_INSTRUCTION_
Your task is to repeat the listing exactly.

A run of records:
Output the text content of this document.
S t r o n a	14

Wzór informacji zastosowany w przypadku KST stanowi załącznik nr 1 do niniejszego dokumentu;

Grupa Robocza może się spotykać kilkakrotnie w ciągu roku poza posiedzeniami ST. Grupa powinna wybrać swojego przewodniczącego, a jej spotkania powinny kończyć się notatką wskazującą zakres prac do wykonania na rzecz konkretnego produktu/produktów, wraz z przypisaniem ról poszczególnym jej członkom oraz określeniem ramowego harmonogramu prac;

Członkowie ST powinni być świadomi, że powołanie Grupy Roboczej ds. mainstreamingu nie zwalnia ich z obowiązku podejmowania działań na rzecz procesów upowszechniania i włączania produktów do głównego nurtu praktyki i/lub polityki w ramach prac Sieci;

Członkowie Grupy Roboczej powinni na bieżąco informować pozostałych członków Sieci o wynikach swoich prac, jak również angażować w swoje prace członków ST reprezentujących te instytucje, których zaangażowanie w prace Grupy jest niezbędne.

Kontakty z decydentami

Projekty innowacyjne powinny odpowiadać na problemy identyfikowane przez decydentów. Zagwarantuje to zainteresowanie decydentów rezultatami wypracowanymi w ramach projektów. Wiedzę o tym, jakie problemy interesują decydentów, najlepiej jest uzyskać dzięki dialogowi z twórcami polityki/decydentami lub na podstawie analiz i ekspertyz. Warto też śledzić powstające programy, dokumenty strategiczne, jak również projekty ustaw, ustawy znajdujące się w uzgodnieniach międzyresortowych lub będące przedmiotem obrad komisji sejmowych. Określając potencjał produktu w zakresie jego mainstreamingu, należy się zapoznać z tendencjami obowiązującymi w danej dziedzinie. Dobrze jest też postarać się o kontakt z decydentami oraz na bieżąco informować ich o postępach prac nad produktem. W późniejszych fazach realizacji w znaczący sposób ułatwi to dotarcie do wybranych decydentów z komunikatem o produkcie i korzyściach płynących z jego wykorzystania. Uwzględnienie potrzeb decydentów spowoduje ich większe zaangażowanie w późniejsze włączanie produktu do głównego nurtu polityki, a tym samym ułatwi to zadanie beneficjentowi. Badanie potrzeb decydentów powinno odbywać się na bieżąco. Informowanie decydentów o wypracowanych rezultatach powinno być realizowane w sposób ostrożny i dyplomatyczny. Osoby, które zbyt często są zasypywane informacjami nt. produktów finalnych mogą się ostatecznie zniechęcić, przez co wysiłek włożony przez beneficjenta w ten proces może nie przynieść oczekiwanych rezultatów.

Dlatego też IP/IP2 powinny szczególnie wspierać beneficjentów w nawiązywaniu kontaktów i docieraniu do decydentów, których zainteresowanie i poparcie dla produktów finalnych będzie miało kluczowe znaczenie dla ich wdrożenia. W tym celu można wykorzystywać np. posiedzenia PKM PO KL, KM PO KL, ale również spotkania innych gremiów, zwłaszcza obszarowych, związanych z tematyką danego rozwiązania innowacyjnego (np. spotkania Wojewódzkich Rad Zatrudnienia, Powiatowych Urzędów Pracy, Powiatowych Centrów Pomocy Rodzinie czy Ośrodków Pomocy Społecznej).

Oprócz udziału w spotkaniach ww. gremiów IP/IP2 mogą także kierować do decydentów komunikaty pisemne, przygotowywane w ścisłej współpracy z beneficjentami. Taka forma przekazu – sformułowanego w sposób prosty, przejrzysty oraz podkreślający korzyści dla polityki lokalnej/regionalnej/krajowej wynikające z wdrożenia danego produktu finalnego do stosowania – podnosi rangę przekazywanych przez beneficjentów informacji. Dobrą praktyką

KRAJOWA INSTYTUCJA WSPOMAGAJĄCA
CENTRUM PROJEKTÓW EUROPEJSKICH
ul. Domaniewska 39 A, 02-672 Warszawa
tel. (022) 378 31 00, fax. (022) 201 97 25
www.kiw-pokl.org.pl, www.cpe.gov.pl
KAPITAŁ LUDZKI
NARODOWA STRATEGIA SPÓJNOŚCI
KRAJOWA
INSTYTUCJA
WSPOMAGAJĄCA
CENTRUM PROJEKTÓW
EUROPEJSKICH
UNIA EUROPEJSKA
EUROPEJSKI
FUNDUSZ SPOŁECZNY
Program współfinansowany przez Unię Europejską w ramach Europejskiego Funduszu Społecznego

_WORKED SOLUTION_
Output the text content of this document.
S t r o n a	14

Wzór informacji zastosowany w przypadku KST stanowi załącznik nr 1 do niniejszego dokumentu;

Grupa Robocza może się spotykać kilkakrotnie w ciągu roku poza posiedzeniami ST. Grupa powinna wybrać swojego przewodniczącego, a jej spotkania powinny kończyć się notatką wskazującą zakres prac do wykonania na rzecz konkretnego produktu/produktów, wraz z przypisaniem ról poszczególnym jej członkom oraz określeniem ramowego harmonogramu prac;

Członkowie ST powinni być świadomi, że powołanie Grupy Roboczej ds. mainstreamingu nie zwalnia ich z obowiązku podejmowania działań na rzecz procesów upowszechniania i włączania produktów do głównego nurtu praktyki i/lub polityki w ramach prac Sieci;

Członkowie Grupy Roboczej powinni na bieżąco informować pozostałych członków Sieci o wynikach swoich prac, jak również angażować w swoje prace członków ST reprezentujących te instytucje, których zaangażowanie w prace Grupy jest niezbędne.

Kontakty z decydentami

Projekty innowacyjne powinny odpowiadać na problemy identyfikowane przez decydentów. Zagwarantuje to zainteresowanie decydentów rezultatami wypracowanymi w ramach projektów. Wiedzę o tym, jakie problemy interesują decydentów, najlepiej jest uzyskać dzięki dialogowi z twórcami polityki/decydentami lub na podstawie analiz i ekspertyz. Warto też śledzić powstające programy, dokumenty strategiczne, jak również projekty ustaw, ustawy znajdujące się w uzgodnieniach międzyresortowych lub będące przedmiotem obrad komisji sejmowych. Określając potencjał produktu w zakresie jego mainstreamingu, należy się zapoznać z tendencjami obowiązującymi w danej dziedzinie. Dobrze jest też postarać się o kontakt z decydentami oraz na bieżąco informować ich o postępach prac nad produktem. W późniejszych fazach realizacji w znaczący sposób ułatwi to dotarcie do wybranych decydentów z komunikatem o produkcie i korzyściach płynących z jego wykorzystania. Uwzględnienie potrzeb decydentów spowoduje ich większe zaangażowanie w późniejsze włączanie produktu do głównego nurtu polityki, a tym samym ułatwi to zadanie beneficjentowi. Badanie potrzeb decydentów powinno odbywać się na bieżąco. Informowanie decydentów o wypracowanych rezultatach powinno być realizowane w sposób ostrożny i dyplomatyczny. Osoby, które zbyt często są zasypywane informacjami nt. produktów finalnych mogą się ostatecznie zniechęcić, przez co wysiłek włożony przez beneficjenta w ten proces może nie przynieść oczekiwanych rezultatów.

Dlatego też IP/IP2 powinny szczególnie wspierać beneficjentów w nawiązywaniu kontaktów i docieraniu do decydentów, których zainteresowanie i poparcie dla produktów finalnych będzie miało kluczowe znaczenie dla ich wdrożenia. W tym celu można wykorzystywać np. posiedzenia PKM PO KL, KM PO KL, ale również spotkania innych gremiów, zwłaszcza obszarowych, związanych z tematyką danego rozwiązania innowacyjnego (np. spotkania Wojewódzkich Rad Zatrudnienia, Powiatowych Urzędów Pracy, Powiatowych Centrów Pomocy Rodzinie czy Ośrodków Pomocy Społecznej).

Oprócz udziału w spotkaniach ww. gremiów IP/IP2 mogą także kierować do decydentów komunikaty pisemne, przygotowywane w ścisłej współpracy z beneficjentami. Taka forma przekazu – sformułowanego w sposób prosty, przejrzysty oraz podkreślający korzyści dla polityki lokalnej/regionalnej/krajowej wynikające z wdrożenia danego produktu finalnego do stosowania – podnosi rangę przekazywanych przez beneficjentów informacji. Dobrą praktyką

KRAJOWA INSTYTUCJA WSPOMAGAJĄCA
CENTRUM PROJEKTÓW EUROPEJSKICH
ul. Domaniewska 39 A, 02-672 Warszawa
tel. (022) 378 31 00, fax. (022) 201 97 25
www.kiw-pokl.org.pl, www.cpe.gov.pl
KAPITAŁ LUDZKI
NARODOWA STRATEGIA SPÓJNOŚCI
KRAJOWA
INSTYTUCJA
WSPOMAGAJĄCA
CENTRUM PROJEKTÓW
EUROPEJSKICH
UNIA EUROPEJSKA
EUROPEJSKI
FUNDUSZ SPOŁECZNY
Program współfinansowany przez Unię Europejską w ramach Europejskiego Funduszu Społecznego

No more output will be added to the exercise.